Data entries:

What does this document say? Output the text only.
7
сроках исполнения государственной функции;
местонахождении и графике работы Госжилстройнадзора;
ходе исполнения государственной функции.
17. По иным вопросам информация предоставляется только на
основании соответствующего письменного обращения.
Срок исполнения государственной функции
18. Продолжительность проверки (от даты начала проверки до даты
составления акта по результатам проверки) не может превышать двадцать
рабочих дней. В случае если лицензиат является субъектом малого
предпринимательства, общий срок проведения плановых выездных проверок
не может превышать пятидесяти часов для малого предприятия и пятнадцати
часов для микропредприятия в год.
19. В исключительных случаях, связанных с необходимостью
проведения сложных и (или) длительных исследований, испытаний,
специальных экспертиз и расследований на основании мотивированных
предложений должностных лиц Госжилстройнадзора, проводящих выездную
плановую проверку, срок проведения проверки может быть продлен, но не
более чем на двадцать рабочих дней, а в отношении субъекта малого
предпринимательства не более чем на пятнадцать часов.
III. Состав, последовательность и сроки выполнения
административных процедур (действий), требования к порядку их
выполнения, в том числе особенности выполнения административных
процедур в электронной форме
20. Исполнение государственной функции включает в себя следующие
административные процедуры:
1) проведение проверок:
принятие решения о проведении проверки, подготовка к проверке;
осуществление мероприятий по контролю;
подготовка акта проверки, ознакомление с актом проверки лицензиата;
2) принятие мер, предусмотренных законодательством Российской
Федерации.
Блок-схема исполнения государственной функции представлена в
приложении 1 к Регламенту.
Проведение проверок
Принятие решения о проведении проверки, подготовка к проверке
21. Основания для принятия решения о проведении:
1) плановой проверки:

* [REQUIRED TASK] Reproduce each line of the entries in which the word "выполнения" is found.

* [EXPECTED OUTPUT]
III. Состав, последовательность и сроки выполнения
выполнения, в том числе особенности выполнения административных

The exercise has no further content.